_Task to carry out:_ The entries below should be quoted exactly, with no pictures carried over.

_Supplied information:_
-------

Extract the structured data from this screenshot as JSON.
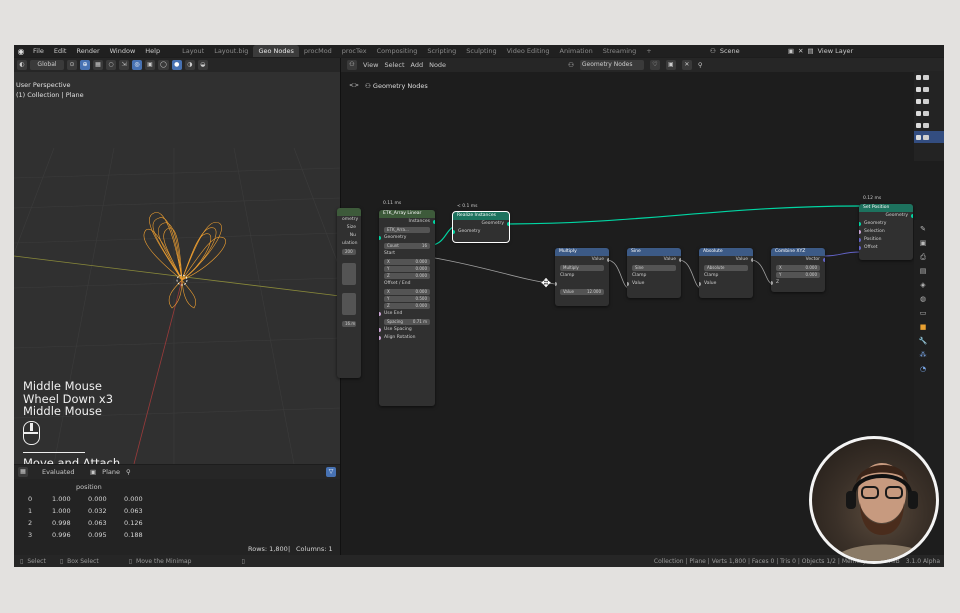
{
  "topbar": {
    "menu": [
      "File",
      "Edit",
      "Render",
      "Window",
      "Help"
    ],
    "workspaces": [
      {
        "label": "Layout",
        "active": false
      },
      {
        "label": "Layout.big",
        "active": false
      },
      {
        "label": "Geo Nodes",
        "active": true
      },
      {
        "label": "procMod",
        "active": false
      },
      {
        "label": "procTex",
        "active": false
      },
      {
        "label": "Compositing",
        "active": false
      },
      {
        "label": "Scripting",
        "active": false
      },
      {
        "label": "Sculpting",
        "active": false
      },
      {
        "label": "Video Editing",
        "active": false
      },
      {
        "label": "Animation",
        "active": false
      },
      {
        "label": "Streaming",
        "active": false
      }
    ],
    "add_tab": "+",
    "scene": "Scene",
    "view_layer": "View Layer"
  },
  "viewport": {
    "orientation": "Global",
    "perspective": "User Perspective",
    "collection": "(1) Collection | Plane",
    "keys": [
      "Middle Mouse",
      "Wheel Down x3",
      "Middle Mouse"
    ],
    "operator": "Move and Attach"
  },
  "spreadsheet": {
    "mode": "Evaluated",
    "object": "Plane",
    "column": "position",
    "rows": [
      {
        "index": "0",
        "x": "1.000",
        "y": "0.000",
        "z": "0.000"
      },
      {
        "index": "1",
        "x": "1.000",
        "y": "0.032",
        "z": "0.063"
      },
      {
        "index": "2",
        "x": "0.998",
        "y": "0.063",
        "z": "0.126"
      },
      {
        "index": "3",
        "x": "0.996",
        "y": "0.095",
        "z": "0.188"
      }
    ],
    "rows_count": "Rows: 1,800",
    "columns_count": "Columns: 1"
  },
  "editor": {
    "menu": [
      "View",
      "Select",
      "Add",
      "Node"
    ],
    "tree": "Geometry Nodes",
    "breadcrumb": "Geometry Nodes",
    "nodes": {
      "partial": {
        "rows": [
          "ometry",
          "Size",
          "Nu",
          "ulation",
          "200",
          "16.m"
        ]
      },
      "array": {
        "timing": "0.11 ms",
        "title": "ETK_Array Linear",
        "out": "Instances",
        "select": "ETK_Arra...",
        "geometry": "Geometry",
        "count": "Count",
        "count_val": "16",
        "start": "Start",
        "start_vals": [
          "0.000",
          "0.000",
          "0.000"
        ],
        "offset": "Offset / End",
        "offset_vals": [
          "0.000",
          "0.500",
          "0.000"
        ],
        "use_end": "Use End",
        "spacing": "Spacing",
        "spacing_val": "0.71 m",
        "use_spacing": "Use Spacing",
        "align": "Align Rotation"
      },
      "realize": {
        "timing": "< 0.1 ms",
        "title": "Realize Instances",
        "out": "Geometry",
        "in": "Geometry"
      },
      "multiply": {
        "title": "Multiply",
        "out": "Value",
        "op": "Multiply",
        "clamp": "Clamp",
        "val_label": "Value",
        "val": "12.000"
      },
      "sine": {
        "title": "Sine",
        "out": "Value",
        "op": "Sine",
        "clamp": "Clamp",
        "in": "Value"
      },
      "absolute": {
        "title": "Absolute",
        "out": "Value",
        "op": "Absolute",
        "clamp": "Clamp",
        "in": "Value"
      },
      "combine": {
        "title": "Combine XYZ",
        "out": "Vector",
        "x": "0.000",
        "y": "0.000",
        "z": "Z"
      },
      "setpos": {
        "timing": "0.12 ms",
        "title": "Set Position",
        "out": "Geometry",
        "rows": [
          "Geometry",
          "Selection",
          "Position",
          "Offset"
        ]
      }
    }
  },
  "statusbar": {
    "select": "Select",
    "box_select": "Box Select",
    "move": "Move the Minimap",
    "info": "Collection | Plane | Verts 1,800 | Faces 0 | Tris 0 | Objects 1/2 | Memory: 249.5 MiB",
    "version": "3.1.0 Alpha"
  },
  "colors": {
    "accent": "#4772b3",
    "node_link_geometry": "#00d6a3",
    "wire": "#ff9a1e"
  }
}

-------

_Solution below:_
Extract the structured data from this screenshot as JSON.
{
  "topbar": {
    "menu": [
      "File",
      "Edit",
      "Render",
      "Window",
      "Help"
    ],
    "workspaces": [
      {
        "label": "Layout",
        "active": false
      },
      {
        "label": "Layout.big",
        "active": false
      },
      {
        "label": "Geo Nodes",
        "active": true
      },
      {
        "label": "procMod",
        "active": false
      },
      {
        "label": "procTex",
        "active": false
      },
      {
        "label": "Compositing",
        "active": false
      },
      {
        "label": "Scripting",
        "active": false
      },
      {
        "label": "Sculpting",
        "active": false
      },
      {
        "label": "Video Editing",
        "active": false
      },
      {
        "label": "Animation",
        "active": false
      },
      {
        "label": "Streaming",
        "active": false
      }
    ],
    "add_tab": "+",
    "scene": "Scene",
    "view_layer": "View Layer"
  },
  "viewport": {
    "orientation": "Global",
    "perspective": "User Perspective",
    "collection": "(1) Collection | Plane",
    "keys": [
      "Middle Mouse",
      "Wheel Down x3",
      "Middle Mouse"
    ],
    "operator": "Move and Attach"
  },
  "spreadsheet": {
    "mode": "Evaluated",
    "object": "Plane",
    "column": "position",
    "rows": [
      {
        "index": "0",
        "x": "1.000",
        "y": "0.000",
        "z": "0.000"
      },
      {
        "index": "1",
        "x": "1.000",
        "y": "0.032",
        "z": "0.063"
      },
      {
        "index": "2",
        "x": "0.998",
        "y": "0.063",
        "z": "0.126"
      },
      {
        "index": "3",
        "x": "0.996",
        "y": "0.095",
        "z": "0.188"
      }
    ],
    "rows_count": "Rows: 1,800",
    "columns_count": "Columns: 1"
  },
  "editor": {
    "menu": [
      "View",
      "Select",
      "Add",
      "Node"
    ],
    "tree": "Geometry Nodes",
    "breadcrumb": "Geometry Nodes",
    "nodes": {
      "partial": {
        "rows": [
          "ometry",
          "Size",
          "Nu",
          "ulation",
          "200",
          "16.m"
        ]
      },
      "array": {
        "timing": "0.11 ms",
        "title": "ETK_Array Linear",
        "out": "Instances",
        "select": "ETK_Arra...",
        "geometry": "Geometry",
        "count": "Count",
        "count_val": "16",
        "start": "Start",
        "start_vals": [
          "0.000",
          "0.000",
          "0.000"
        ],
        "offset": "Offset / End",
        "offset_vals": [
          "0.000",
          "0.500",
          "0.000"
        ],
        "use_end": "Use End",
        "spacing": "Spacing",
        "spacing_val": "0.71 m",
        "use_spacing": "Use Spacing",
        "align": "Align Rotation"
      },
      "realize": {
        "timing": "< 0.1 ms",
        "title": "Realize Instances",
        "out": "Geometry",
        "in": "Geometry"
      },
      "multiply": {
        "title": "Multiply",
        "out": "Value",
        "op": "Multiply",
        "clamp": "Clamp",
        "val_label": "Value",
        "val": "12.000"
      },
      "sine": {
        "title": "Sine",
        "out": "Value",
        "op": "Sine",
        "clamp": "Clamp",
        "in": "Value"
      },
      "absolute": {
        "title": "Absolute",
        "out": "Value",
        "op": "Absolute",
        "clamp": "Clamp",
        "in": "Value"
      },
      "combine": {
        "title": "Combine XYZ",
        "out": "Vector",
        "x": "0.000",
        "y": "0.000",
        "z": "Z"
      },
      "setpos": {
        "timing": "0.12 ms",
        "title": "Set Position",
        "out": "Geometry",
        "rows": [
          "Geometry",
          "Selection",
          "Position",
          "Offset"
        ]
      }
    }
  },
  "statusbar": {
    "select": "Select",
    "box_select": "Box Select",
    "move": "Move the Minimap",
    "info": "Collection | Plane | Verts 1,800 | Faces 0 | Tris 0 | Objects 1/2 | Memory: 249.5 MiB",
    "version": "3.1.0 Alpha"
  },
  "colors": {
    "accent": "#4772b3",
    "node_link_geometry": "#00d6a3",
    "wire": "#ff9a1e"
  }
}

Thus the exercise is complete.